> TASK REQUIREMENTS: Read the records below and copy each line that contains "ニジンスキー".

Dataset entries:
------------------------

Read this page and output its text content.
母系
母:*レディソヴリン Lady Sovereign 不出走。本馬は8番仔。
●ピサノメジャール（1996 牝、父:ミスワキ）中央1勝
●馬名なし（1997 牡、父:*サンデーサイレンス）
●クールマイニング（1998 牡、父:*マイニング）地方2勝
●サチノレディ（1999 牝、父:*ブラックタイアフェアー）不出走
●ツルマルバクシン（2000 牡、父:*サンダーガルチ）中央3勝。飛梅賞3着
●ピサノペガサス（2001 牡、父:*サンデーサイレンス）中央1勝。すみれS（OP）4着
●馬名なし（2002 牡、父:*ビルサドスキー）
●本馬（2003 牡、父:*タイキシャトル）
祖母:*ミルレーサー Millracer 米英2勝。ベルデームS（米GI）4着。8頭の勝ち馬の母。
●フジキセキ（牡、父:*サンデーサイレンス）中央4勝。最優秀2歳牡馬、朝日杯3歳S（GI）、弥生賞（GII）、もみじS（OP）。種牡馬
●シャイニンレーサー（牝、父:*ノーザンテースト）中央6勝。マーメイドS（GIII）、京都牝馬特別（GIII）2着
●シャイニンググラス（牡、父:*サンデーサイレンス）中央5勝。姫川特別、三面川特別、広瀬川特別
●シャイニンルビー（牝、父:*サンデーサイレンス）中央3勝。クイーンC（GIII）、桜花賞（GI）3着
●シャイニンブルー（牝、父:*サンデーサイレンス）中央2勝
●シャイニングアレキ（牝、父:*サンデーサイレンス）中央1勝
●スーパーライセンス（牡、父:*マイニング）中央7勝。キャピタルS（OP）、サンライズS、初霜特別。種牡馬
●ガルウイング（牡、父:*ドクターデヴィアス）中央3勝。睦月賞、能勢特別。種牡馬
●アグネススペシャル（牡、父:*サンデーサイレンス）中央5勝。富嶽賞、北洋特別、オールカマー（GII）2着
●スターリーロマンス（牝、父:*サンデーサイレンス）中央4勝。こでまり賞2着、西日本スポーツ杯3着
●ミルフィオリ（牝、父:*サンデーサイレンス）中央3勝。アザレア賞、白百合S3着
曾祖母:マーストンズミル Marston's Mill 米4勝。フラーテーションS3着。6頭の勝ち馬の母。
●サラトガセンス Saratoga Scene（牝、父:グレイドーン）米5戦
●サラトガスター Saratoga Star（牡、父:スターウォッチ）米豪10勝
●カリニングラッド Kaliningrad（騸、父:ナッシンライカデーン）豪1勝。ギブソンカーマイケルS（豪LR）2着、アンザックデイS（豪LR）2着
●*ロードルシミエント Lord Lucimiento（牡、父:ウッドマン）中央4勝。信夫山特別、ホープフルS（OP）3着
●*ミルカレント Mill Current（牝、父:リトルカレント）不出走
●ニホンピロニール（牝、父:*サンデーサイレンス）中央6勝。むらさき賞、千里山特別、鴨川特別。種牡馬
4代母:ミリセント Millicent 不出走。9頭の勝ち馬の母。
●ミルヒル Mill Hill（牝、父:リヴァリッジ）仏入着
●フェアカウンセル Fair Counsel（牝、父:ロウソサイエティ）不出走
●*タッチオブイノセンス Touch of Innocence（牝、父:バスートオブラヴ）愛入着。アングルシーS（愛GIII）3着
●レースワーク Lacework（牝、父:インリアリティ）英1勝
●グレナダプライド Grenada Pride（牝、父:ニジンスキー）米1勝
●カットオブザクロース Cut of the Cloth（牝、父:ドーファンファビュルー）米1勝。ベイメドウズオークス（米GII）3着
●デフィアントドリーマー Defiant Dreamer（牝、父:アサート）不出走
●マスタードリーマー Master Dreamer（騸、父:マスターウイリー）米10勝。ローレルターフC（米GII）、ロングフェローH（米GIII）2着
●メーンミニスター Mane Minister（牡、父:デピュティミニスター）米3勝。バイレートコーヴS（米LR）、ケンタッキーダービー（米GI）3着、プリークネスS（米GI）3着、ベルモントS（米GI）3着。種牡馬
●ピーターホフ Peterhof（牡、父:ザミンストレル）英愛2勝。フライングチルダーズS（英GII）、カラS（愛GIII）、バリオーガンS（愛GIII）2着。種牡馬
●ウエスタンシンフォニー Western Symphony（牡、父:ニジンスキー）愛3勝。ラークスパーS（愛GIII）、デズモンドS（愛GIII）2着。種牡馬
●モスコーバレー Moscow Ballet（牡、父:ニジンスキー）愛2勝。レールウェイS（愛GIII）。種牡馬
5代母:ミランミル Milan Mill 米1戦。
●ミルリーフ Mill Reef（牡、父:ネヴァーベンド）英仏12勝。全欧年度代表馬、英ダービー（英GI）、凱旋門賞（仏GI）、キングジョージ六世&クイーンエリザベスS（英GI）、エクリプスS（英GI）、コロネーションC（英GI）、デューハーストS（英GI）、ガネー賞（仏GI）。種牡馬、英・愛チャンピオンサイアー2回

------------------------

> SOLUTION TO THIS TASK:
●グレナダプライド Grenada Pride（牝、父:ニジンスキー）米1勝
●ウエスタンシンフォニー Western Symphony（牡、父:ニジンスキー）愛3勝。ラークスパーS（愛GIII）、デズモンドS（愛GIII）2着。種牡馬
●モスコーバレー Moscow Ballet（牡、父:ニジンスキー）愛2勝。レールウェイS（愛GIII）。種牡馬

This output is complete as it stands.